--- begin ROWS ---

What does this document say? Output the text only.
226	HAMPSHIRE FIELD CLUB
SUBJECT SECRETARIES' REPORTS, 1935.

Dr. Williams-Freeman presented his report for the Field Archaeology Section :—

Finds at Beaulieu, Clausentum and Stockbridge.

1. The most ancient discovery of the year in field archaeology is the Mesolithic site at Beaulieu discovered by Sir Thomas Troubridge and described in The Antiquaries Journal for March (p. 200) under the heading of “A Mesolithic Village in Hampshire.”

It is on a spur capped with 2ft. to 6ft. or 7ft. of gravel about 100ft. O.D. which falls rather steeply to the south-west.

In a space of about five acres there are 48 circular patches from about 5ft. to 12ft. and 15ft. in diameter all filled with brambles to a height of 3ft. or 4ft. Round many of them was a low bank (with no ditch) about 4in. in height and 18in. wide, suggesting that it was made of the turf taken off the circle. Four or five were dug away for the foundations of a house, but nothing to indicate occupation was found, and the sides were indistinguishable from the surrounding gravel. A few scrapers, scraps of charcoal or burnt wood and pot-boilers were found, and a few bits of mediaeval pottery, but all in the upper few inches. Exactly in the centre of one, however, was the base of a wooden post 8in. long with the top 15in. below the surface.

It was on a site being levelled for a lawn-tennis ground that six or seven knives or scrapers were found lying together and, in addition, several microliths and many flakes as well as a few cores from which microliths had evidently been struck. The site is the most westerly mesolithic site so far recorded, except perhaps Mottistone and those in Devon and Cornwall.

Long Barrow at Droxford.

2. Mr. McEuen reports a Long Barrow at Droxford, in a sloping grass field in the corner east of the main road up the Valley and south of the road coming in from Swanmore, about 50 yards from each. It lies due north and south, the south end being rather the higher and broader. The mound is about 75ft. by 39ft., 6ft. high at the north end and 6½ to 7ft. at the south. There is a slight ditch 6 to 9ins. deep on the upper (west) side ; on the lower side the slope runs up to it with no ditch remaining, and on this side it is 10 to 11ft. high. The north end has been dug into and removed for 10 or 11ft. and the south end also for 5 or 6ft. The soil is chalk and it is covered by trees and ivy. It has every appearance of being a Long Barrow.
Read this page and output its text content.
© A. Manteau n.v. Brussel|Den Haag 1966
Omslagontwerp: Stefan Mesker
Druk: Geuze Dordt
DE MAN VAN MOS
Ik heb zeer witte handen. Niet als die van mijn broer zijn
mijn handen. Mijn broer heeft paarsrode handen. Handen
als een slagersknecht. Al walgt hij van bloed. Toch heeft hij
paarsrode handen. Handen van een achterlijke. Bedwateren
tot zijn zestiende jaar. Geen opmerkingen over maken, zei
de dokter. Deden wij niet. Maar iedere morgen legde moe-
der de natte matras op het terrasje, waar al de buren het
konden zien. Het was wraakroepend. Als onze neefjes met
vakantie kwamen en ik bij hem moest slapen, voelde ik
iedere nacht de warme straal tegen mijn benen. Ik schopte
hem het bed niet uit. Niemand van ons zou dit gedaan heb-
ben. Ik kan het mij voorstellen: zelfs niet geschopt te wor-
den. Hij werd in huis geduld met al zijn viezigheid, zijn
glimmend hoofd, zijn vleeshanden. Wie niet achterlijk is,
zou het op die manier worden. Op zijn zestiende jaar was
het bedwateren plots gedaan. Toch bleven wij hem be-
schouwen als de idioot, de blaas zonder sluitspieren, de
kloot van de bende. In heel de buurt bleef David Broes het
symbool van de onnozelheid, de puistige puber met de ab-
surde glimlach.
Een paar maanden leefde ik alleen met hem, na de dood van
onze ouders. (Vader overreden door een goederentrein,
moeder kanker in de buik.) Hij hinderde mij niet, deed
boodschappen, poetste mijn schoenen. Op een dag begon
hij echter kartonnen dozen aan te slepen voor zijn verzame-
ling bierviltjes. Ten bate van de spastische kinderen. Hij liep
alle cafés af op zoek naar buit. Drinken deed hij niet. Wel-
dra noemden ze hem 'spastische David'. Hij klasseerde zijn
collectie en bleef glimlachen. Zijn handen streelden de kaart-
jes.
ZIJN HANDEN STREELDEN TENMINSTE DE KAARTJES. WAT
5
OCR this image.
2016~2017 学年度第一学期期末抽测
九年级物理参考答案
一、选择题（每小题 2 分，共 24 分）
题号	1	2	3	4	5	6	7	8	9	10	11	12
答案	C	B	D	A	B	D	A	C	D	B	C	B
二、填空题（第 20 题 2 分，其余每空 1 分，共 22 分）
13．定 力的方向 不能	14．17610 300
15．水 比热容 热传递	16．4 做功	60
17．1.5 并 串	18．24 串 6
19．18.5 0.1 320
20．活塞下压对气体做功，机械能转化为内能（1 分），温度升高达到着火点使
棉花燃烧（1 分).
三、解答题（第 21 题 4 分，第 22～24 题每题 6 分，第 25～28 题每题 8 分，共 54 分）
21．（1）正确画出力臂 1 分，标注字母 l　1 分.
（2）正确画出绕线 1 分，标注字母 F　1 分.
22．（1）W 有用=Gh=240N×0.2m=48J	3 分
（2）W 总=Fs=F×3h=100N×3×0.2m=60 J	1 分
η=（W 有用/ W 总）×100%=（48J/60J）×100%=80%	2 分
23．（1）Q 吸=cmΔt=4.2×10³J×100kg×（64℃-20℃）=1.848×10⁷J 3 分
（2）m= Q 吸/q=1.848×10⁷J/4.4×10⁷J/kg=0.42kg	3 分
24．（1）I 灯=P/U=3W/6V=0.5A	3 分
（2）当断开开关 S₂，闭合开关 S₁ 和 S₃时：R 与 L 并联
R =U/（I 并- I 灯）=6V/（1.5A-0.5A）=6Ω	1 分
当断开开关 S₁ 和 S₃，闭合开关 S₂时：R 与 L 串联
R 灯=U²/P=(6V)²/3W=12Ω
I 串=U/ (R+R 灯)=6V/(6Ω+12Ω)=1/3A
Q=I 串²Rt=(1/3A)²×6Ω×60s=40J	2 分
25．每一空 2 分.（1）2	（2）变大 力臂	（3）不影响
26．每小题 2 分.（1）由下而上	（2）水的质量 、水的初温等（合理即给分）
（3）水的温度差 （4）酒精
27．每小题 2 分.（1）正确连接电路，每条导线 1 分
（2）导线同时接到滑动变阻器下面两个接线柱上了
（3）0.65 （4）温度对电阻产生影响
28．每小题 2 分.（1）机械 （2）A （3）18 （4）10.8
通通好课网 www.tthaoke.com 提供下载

--- end ROWS ---

§ **TASK GOAL**:
Reproduce each line of the entries in which the word "site" is found.

§ **OUTPUT OF THE TASK**:
1. The most ancient discovery of the year in field archaeology is the Mesolithic site at Beaulieu discovered by Sir Thomas Troubridge and described in The Antiquaries Journal for March (p. 200) under the heading of “A Mesolithic Village in Hampshire.”
It was on a site being levelled for a lawn-tennis ground that six or seven knives or scrapers were found lying together and, in addition, several microliths and many flakes as well as a few cores from which microliths had evidently been struck. The site is the most westerly mesolithic site so far recorded, except perhaps Mottistone and those in Devon and Cornwall.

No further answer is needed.